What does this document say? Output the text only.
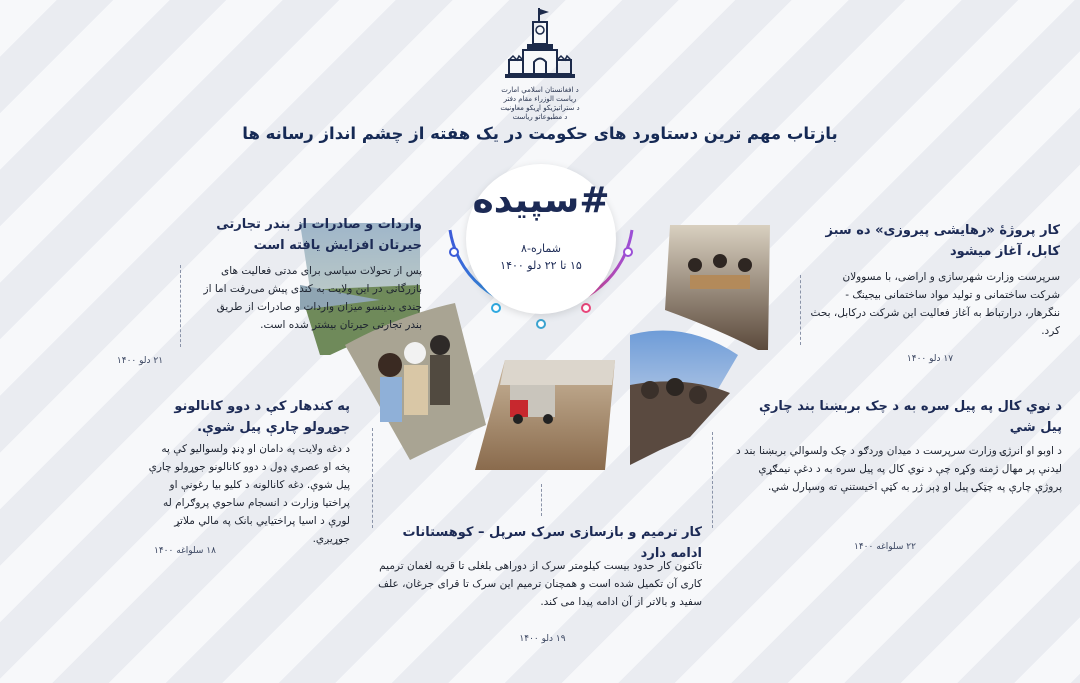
د افغانستان اسلامي امارت
رياست الوزراء مقام دفتر
د ستراتيژيکو اړيکو معاونيت
د مطبوعاتو رياست
بازتاب مهم ترین دستاورد های حکومت در یک هفته از چشم انداز رسانه ها
#سپیده
شماره-۸
۱۵ تا ۲۲ دلو ۱۴۰۰
واردات و صادرات از بندر تجارتی حیرتان افزایش یافته است
پس از تحولات سیاسی برای مدتی فعالیت های بازرگانی در این ولایت به کندی پیش می‌رفت اما از چندی بدینسو میزان واردات و صادرات از طریق بندر تجارتی حیرتان بیشتر شده است.
۲۱ دلو ۱۴۰۰
په کندهار کې د دوو کانالونو جوړولو چارې پیل شوې.
د دغه ولایت په دامان او ډنډ ولسوالیو کې په پخه او عصري ډول د دوو کانالونو جوړولو چارې پیل شوې. دغه کانالونه د کلیو بیا رغونې او پراختیا وزارت د انسجام ساحوي پروګرام له لورې د اسیا پراختیایي بانک په مالي ملاتړ جوړیږي.
۱۸ سلواغه ۱۴۰۰
کار ترمیم و بازسازی سرک سرپل – کوهستانات ادامه دارد
تاکنون کار حدود بیست کیلومتر سرک از دوراهی بلغلی تا قریه لغمان ترمیم کاری آن تکمیل شده است و همچنان ترمیم این سرک تا قرای جرغان، علف سفید و بالاتر از آن ادامه پیدا می کند.
۱۹ دلو ۱۴۰۰
کار پروژهٔ «رهایشی پیروزی» ده سبز کابل، آغاز میشود
سرپرست وزارت شهرسازی و اراضی، با مسوولان شرکت ساختمانی و تولید مواد ساختمانی بیجینګ - ننگرهار، درارتباط به آغاز فعالیت این شرکت درکابل، بحث کرد.
۱۷ دلو ۱۴۰۰
د نوي کال په پیل سره به د چک بربښنا بند چارې پیل شي
د اوبو او انرژۍ وزارت سرپرست د میدان وردګو د چک ولسوالي بربښنا بند د لیدنې پر مهال ژمنه وکړه چې د نوي کال په پیل سره به د دغې نیمګړې پروژې چارې په چټکۍ پیل او ډېر ژر به کټې اخیستنې ته وسپارل شي.
۲۲ سلواغه ۱۴۰۰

--- --- ---

Copy each line of the records that contains the word "حیرتان".

واردات و صادرات از بندر تجارتی حیرتان افزایش یافته است
پس از تحولات سیاسی برای مدتی فعالیت های بازرگانی در این ولایت به کندی پیش می‌رفت اما از چندی بدینسو میزان واردات و صادرات از طریق بندر تجارتی حیرتان بیشتر شده است.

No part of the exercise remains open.